- **Problem details**: Go through the entries below and write each one out exactly.

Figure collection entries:

▬▬▬▬▬▬▬▬▬▬

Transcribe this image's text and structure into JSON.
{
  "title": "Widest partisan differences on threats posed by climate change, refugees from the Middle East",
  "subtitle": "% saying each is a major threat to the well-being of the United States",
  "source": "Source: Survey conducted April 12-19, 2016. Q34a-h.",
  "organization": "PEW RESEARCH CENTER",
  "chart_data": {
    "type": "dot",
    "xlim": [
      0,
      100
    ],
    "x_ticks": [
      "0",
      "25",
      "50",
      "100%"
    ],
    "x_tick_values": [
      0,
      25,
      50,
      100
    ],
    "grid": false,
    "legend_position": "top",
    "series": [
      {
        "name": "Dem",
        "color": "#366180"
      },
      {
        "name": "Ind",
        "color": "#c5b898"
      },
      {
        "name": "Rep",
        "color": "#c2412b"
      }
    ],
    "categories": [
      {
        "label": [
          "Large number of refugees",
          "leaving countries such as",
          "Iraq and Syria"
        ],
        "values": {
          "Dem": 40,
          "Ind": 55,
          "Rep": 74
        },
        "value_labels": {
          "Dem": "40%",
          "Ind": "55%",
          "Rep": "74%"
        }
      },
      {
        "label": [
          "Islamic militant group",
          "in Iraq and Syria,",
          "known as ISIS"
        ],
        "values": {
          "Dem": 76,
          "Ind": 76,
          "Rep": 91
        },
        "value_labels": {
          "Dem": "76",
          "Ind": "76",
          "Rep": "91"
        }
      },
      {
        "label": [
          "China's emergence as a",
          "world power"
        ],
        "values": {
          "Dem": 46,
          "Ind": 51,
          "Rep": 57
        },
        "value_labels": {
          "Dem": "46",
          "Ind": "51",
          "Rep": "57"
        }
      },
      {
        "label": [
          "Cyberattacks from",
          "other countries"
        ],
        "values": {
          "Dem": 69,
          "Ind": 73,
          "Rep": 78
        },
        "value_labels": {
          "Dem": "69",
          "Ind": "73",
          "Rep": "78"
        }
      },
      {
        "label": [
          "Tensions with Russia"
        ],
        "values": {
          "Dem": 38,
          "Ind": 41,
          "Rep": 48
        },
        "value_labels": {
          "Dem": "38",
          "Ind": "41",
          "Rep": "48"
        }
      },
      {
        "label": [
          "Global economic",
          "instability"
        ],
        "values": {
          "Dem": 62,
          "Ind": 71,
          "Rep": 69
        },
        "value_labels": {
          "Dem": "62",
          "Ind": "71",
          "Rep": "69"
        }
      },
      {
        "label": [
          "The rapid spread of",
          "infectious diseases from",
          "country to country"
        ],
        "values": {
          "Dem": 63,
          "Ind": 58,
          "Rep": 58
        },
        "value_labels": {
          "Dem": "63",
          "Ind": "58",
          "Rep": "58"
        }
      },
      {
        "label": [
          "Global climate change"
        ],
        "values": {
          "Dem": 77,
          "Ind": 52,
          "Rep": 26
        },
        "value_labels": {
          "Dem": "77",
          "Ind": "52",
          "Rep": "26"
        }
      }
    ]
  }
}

▬▬▬▬▬▬▬▬▬▬

- **Response for this exercise**:
Transcribe this image's text and structure into JSON.
{
  "title": "Widest partisan differences on threats posed by climate change, refugees from the Middle East",
  "subtitle": "% saying each is a major threat to the well-being of the United States",
  "source": "Source: Survey conducted April 12-19, 2016. Q34a-h.",
  "organization": "PEW RESEARCH CENTER",
  "chart_data": {
    "type": "dot",
    "xlim": [
      0,
      100
    ],
    "x_ticks": [
      "0",
      "25",
      "50",
      "100%"
    ],
    "x_tick_values": [
      0,
      25,
      50,
      100
    ],
    "grid": false,
    "legend_position": "top",
    "series": [
      {
        "name": "Dem",
        "color": "#366180"
      },
      {
        "name": "Ind",
        "color": "#c5b898"
      },
      {
        "name": "Rep",
        "color": "#c2412b"
      }
    ],
    "categories": [
      {
        "label": [
          "Large number of refugees",
          "leaving countries such as",
          "Iraq and Syria"
        ],
        "values": {
          "Dem": 40,
          "Ind": 55,
          "Rep": 74
        },
        "value_labels": {
          "Dem": "40%",
          "Ind": "55%",
          "Rep": "74%"
        }
      },
      {
        "label": [
          "Islamic militant group",
          "in Iraq and Syria,",
          "known as ISIS"
        ],
        "values": {
          "Dem": 76,
          "Ind": 76,
          "Rep": 91
        },
        "value_labels": {
          "Dem": "76",
          "Ind": "76",
          "Rep": "91"
        }
      },
      {
        "label": [
          "China's emergence as a",
          "world power"
        ],
        "values": {
          "Dem": 46,
          "Ind": 51,
          "Rep": 57
        },
        "value_labels": {
          "Dem": "46",
          "Ind": "51",
          "Rep": "57"
        }
      },
      {
        "label": [
          "Cyberattacks from",
          "other countries"
        ],
        "values": {
          "Dem": 69,
          "Ind": 73,
          "Rep": 78
        },
        "value_labels": {
          "Dem": "69",
          "Ind": "73",
          "Rep": "78"
        }
      },
      {
        "label": [
          "Tensions with Russia"
        ],
        "values": {
          "Dem": 38,
          "Ind": 41,
          "Rep": 48
        },
        "value_labels": {
          "Dem": "38",
          "Ind": "41",
          "Rep": "48"
        }
      },
      {
        "label": [
          "Global economic",
          "instability"
        ],
        "values": {
          "Dem": 62,
          "Ind": 71,
          "Rep": 69
        },
        "value_labels": {
          "Dem": "62",
          "Ind": "71",
          "Rep": "69"
        }
      },
      {
        "label": [
          "The rapid spread of",
          "infectious diseases from",
          "country to country"
        ],
        "values": {
          "Dem": 63,
          "Ind": 58,
          "Rep": 58
        },
        "value_labels": {
          "Dem": "63",
          "Ind": "58",
          "Rep": "58"
        }
      },
      {
        "label": [
          "Global climate change"
        ],
        "values": {
          "Dem": 77,
          "Ind": 52,
          "Rep": 26
        },
        "value_labels": {
          "Dem": "77",
          "Ind": "52",
          "Rep": "26"
        }
      }
    ]
  }
}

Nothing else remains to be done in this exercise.